[Goal of the exercise] Copy every line that mentions the word "this".

BEGIN Input data

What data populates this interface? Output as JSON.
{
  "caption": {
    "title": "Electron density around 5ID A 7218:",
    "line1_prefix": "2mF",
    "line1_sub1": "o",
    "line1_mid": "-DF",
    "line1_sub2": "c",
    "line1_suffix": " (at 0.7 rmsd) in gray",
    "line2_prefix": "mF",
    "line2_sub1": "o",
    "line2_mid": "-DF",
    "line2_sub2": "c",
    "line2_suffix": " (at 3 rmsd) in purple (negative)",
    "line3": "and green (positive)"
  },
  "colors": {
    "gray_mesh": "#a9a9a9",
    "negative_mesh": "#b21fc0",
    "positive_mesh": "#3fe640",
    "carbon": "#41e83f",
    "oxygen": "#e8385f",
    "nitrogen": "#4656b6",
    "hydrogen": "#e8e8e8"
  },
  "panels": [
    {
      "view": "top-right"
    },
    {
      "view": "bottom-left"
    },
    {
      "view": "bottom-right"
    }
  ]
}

END Input data
BEGIN Input data

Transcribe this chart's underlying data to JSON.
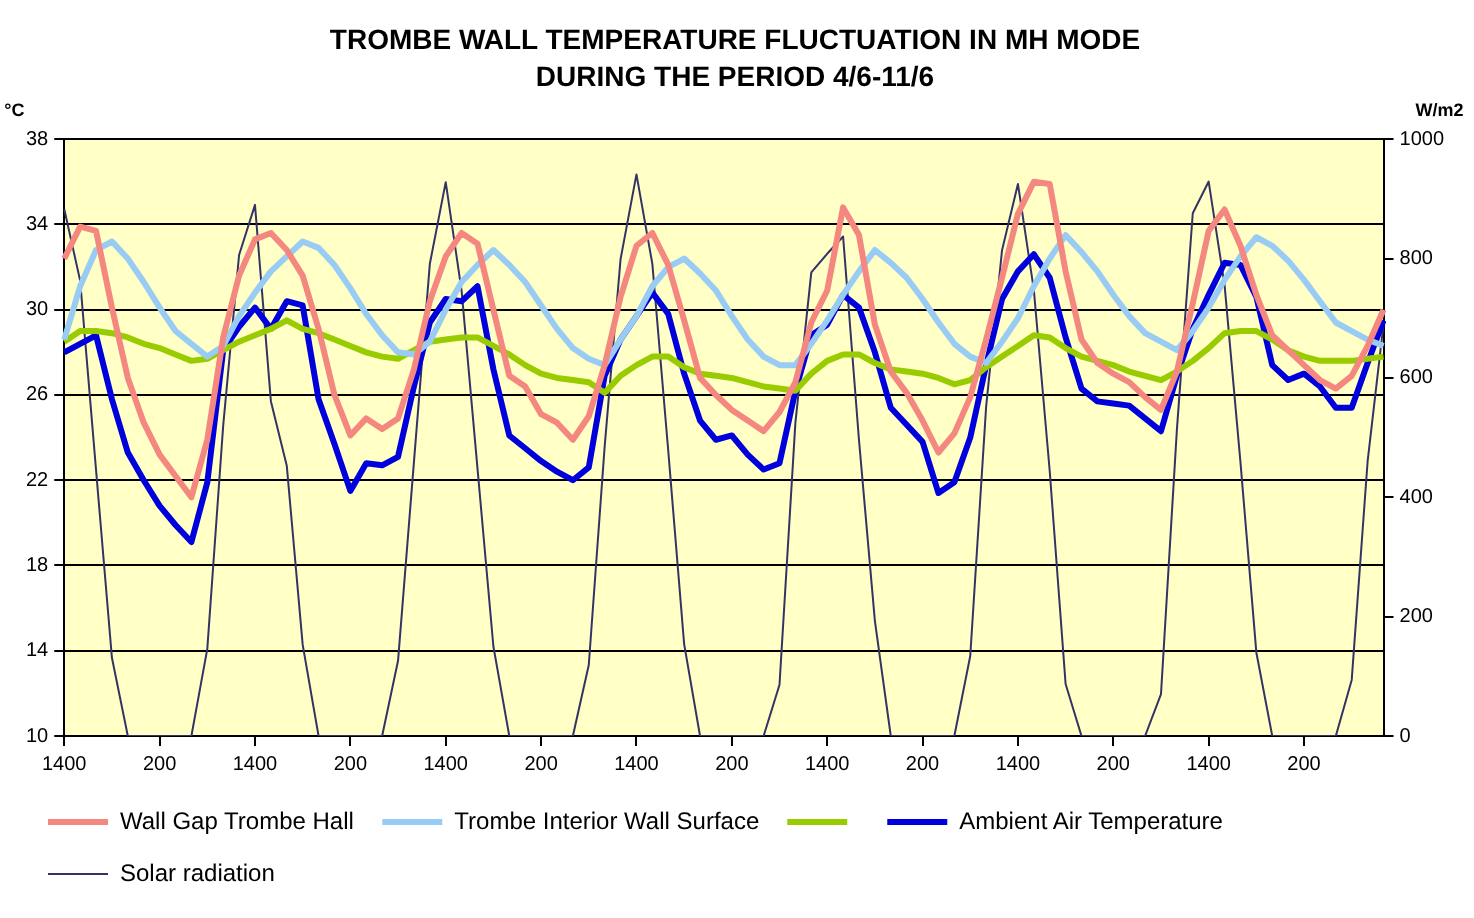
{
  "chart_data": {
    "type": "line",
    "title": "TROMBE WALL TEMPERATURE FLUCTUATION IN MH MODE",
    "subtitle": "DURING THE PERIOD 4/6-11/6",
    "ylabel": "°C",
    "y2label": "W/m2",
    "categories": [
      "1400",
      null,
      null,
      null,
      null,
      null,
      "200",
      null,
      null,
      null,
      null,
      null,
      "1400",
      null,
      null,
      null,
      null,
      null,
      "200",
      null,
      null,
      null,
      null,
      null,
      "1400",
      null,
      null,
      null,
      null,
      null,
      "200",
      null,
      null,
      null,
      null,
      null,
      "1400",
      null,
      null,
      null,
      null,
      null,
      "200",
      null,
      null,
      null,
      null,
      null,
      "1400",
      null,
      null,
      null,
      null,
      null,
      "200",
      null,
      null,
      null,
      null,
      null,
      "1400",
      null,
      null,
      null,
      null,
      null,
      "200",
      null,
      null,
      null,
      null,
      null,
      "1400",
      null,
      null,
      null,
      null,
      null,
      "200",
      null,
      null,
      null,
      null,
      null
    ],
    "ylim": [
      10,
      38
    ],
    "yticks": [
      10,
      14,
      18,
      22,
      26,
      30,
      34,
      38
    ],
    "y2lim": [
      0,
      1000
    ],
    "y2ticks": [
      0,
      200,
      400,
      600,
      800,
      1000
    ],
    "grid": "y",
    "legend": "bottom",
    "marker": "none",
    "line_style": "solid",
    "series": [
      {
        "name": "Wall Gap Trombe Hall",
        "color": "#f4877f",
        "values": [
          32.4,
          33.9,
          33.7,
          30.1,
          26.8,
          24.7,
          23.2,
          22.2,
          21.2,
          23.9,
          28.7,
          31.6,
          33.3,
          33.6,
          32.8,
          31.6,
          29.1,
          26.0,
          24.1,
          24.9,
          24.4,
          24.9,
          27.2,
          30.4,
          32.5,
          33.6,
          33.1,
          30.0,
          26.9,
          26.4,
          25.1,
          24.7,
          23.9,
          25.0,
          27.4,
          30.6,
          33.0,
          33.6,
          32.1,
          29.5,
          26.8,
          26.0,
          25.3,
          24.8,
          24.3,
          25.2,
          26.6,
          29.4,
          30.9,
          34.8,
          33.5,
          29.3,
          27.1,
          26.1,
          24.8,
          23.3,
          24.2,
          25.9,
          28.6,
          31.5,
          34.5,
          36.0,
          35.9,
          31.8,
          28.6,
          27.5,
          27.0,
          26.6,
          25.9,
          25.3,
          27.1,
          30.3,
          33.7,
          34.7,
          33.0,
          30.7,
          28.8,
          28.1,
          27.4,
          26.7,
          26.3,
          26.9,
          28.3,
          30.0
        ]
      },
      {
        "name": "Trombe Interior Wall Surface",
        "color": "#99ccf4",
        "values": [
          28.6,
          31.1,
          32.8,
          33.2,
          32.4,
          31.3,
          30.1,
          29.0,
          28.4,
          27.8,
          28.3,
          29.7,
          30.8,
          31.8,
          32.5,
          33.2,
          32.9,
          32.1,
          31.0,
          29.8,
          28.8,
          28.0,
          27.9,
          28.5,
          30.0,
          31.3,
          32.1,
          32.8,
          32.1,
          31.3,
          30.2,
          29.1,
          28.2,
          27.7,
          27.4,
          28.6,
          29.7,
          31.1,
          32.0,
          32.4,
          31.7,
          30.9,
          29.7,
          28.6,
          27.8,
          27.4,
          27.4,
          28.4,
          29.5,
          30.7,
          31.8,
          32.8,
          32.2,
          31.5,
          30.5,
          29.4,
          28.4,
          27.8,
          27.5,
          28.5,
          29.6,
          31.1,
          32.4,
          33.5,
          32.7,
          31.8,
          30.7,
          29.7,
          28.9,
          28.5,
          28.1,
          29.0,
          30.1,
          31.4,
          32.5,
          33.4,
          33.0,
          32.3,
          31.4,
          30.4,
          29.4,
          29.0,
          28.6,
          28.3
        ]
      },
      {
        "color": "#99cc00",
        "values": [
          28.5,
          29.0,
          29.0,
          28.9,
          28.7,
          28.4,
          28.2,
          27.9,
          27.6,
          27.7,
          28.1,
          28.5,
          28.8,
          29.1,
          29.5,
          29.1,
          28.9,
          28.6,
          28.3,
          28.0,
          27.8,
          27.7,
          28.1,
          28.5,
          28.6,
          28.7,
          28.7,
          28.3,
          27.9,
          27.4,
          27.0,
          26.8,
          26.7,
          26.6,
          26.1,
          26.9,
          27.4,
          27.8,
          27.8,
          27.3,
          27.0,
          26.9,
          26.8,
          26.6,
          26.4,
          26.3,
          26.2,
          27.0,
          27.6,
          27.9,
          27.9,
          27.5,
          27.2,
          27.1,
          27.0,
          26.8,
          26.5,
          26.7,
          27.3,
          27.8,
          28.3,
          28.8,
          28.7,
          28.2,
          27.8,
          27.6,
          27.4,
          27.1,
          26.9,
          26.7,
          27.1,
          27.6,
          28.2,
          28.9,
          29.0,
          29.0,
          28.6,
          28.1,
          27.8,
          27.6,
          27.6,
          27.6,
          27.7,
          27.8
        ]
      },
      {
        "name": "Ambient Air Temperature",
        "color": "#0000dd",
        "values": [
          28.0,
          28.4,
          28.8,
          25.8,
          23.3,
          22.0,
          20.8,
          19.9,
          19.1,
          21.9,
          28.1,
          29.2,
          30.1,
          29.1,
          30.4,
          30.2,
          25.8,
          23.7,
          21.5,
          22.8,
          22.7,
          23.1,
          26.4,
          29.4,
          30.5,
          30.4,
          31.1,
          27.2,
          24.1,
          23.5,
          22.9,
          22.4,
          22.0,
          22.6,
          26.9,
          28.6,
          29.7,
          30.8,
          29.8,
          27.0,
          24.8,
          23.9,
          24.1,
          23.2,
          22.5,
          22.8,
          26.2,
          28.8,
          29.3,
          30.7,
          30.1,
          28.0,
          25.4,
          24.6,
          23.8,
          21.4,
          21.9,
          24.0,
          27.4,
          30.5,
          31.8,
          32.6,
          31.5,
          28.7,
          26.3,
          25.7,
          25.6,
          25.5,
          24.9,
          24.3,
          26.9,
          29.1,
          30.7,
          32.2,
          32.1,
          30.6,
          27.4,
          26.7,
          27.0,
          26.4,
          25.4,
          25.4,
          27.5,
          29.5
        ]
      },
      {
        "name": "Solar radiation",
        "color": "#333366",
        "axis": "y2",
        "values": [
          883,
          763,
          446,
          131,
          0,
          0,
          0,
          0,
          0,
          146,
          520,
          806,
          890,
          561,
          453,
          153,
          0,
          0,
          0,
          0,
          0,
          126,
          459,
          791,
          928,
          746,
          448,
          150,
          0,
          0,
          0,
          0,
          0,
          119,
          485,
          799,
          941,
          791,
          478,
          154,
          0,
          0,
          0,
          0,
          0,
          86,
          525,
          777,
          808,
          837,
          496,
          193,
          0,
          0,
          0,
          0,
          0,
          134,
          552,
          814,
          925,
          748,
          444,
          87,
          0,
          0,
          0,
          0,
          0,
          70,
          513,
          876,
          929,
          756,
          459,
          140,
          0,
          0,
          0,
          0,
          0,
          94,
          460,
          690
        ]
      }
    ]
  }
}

END Input data

[Worked answer]
What data populates this interface? Output as JSON.
Transcribe this chart's underlying data to JSON.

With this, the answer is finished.